Collected data entries:
* * * * *

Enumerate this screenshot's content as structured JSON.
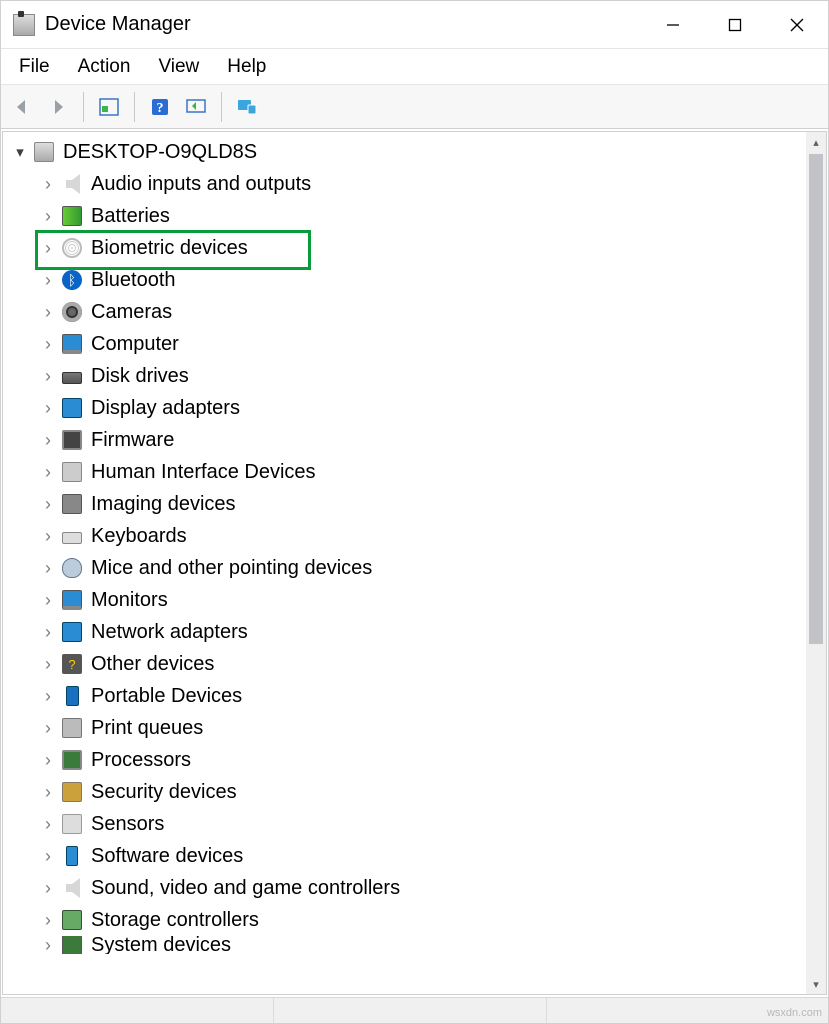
{
  "window": {
    "title": "Device Manager"
  },
  "menu": {
    "file": "File",
    "action": "Action",
    "view": "View",
    "help": "Help"
  },
  "toolbar_icons": {
    "back": "back-arrow",
    "forward": "forward-arrow",
    "show_hidden": "properties-pane",
    "help": "help",
    "scan": "scan-hardware",
    "devices_view": "devices-and-printers"
  },
  "tree": {
    "root": "DESKTOP-O9QLD8S",
    "categories": [
      {
        "id": "audio",
        "label": "Audio inputs and outputs",
        "icon": "speaker-icon"
      },
      {
        "id": "batteries",
        "label": "Batteries",
        "icon": "battery-icon"
      },
      {
        "id": "biometric",
        "label": "Biometric devices",
        "icon": "fingerprint-icon",
        "highlighted": true
      },
      {
        "id": "bluetooth",
        "label": "Bluetooth",
        "icon": "bluetooth-icon"
      },
      {
        "id": "cameras",
        "label": "Cameras",
        "icon": "camera-icon"
      },
      {
        "id": "computer",
        "label": "Computer",
        "icon": "monitor-icon"
      },
      {
        "id": "diskdrives",
        "label": "Disk drives",
        "icon": "hdd-icon"
      },
      {
        "id": "display",
        "label": "Display adapters",
        "icon": "gpu-icon"
      },
      {
        "id": "firmware",
        "label": "Firmware",
        "icon": "chip-icon"
      },
      {
        "id": "hid",
        "label": "Human Interface Devices",
        "icon": "hid-icon"
      },
      {
        "id": "imaging",
        "label": "Imaging devices",
        "icon": "imaging-icon"
      },
      {
        "id": "keyboards",
        "label": "Keyboards",
        "icon": "keyboard-icon"
      },
      {
        "id": "mice",
        "label": "Mice and other pointing devices",
        "icon": "mouse-icon"
      },
      {
        "id": "monitors",
        "label": "Monitors",
        "icon": "display-icon"
      },
      {
        "id": "network",
        "label": "Network adapters",
        "icon": "nic-icon"
      },
      {
        "id": "other",
        "label": "Other devices",
        "icon": "unknown-device-icon"
      },
      {
        "id": "portable",
        "label": "Portable Devices",
        "icon": "portable-icon"
      },
      {
        "id": "print",
        "label": "Print queues",
        "icon": "printer-icon"
      },
      {
        "id": "processors",
        "label": "Processors",
        "icon": "cpu-icon"
      },
      {
        "id": "security",
        "label": "Security devices",
        "icon": "security-icon"
      },
      {
        "id": "sensors",
        "label": "Sensors",
        "icon": "sensor-icon"
      },
      {
        "id": "software",
        "label": "Software devices",
        "icon": "software-icon"
      },
      {
        "id": "sound",
        "label": "Sound, video and game controllers",
        "icon": "sound-icon"
      },
      {
        "id": "storage",
        "label": "Storage controllers",
        "icon": "storage-icon"
      },
      {
        "id": "system",
        "label": "System devices",
        "icon": "system-icon",
        "cutoff": true
      }
    ]
  },
  "watermark": "wsxdn.com"
}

* * * * *

● THE PROBLEM
Gather up the lines that contain the word "arrow".

● RESPONSE TO THIS EXERCISE
    "back": "back-arrow",
    "forward": "forward-arrow",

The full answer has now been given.